**Data to use**
-=-=-=-=-

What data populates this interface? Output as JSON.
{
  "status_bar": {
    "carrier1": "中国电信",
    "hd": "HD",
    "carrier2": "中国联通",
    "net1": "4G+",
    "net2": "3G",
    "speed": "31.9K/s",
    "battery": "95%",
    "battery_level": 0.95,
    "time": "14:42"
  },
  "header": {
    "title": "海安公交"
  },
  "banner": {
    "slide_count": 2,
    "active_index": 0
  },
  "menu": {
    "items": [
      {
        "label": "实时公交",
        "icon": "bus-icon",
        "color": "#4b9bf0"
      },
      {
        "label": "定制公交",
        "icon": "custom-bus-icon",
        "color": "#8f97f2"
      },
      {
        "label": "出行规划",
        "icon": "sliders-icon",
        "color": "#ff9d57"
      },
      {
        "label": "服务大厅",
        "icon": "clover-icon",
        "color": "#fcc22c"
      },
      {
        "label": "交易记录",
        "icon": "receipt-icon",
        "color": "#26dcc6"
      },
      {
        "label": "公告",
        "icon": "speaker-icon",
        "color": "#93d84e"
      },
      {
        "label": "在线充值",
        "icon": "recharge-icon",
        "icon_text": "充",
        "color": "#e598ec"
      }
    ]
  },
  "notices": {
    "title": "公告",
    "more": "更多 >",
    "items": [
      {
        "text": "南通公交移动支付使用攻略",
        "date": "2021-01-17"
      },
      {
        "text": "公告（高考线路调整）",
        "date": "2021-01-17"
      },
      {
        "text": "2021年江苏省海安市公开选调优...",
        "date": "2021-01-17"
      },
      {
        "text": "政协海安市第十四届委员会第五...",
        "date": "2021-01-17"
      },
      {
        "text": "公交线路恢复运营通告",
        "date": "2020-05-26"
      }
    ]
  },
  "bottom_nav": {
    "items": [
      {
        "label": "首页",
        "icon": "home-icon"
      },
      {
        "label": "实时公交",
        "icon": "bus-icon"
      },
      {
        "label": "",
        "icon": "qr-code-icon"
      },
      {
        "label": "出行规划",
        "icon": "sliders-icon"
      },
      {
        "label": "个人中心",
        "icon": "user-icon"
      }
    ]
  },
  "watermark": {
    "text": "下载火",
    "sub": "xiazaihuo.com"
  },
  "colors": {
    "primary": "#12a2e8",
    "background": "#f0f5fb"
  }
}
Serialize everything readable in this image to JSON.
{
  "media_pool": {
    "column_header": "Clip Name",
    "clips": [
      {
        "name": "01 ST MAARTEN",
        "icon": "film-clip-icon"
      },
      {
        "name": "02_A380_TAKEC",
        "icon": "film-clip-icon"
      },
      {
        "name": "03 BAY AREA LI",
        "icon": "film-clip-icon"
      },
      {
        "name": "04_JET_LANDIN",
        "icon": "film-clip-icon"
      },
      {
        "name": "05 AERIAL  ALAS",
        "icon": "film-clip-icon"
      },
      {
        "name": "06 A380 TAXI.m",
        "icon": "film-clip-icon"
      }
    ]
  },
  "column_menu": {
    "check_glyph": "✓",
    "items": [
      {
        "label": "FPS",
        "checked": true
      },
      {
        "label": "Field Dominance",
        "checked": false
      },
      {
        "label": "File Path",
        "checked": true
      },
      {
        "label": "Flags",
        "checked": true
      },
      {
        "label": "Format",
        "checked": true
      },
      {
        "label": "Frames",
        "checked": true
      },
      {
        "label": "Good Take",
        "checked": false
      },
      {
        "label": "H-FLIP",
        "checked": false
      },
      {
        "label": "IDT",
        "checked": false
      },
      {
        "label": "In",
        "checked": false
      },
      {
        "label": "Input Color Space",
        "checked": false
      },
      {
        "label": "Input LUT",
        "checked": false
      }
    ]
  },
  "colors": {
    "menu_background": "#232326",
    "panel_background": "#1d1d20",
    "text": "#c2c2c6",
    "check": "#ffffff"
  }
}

-=-=-=-=-

**Exercise goal**
Filter the listing for the word "this" and copy every line that holds it.

**Answer**
What data populates this interface? Output as JSON.
Serialize everything readable in this image to JSON.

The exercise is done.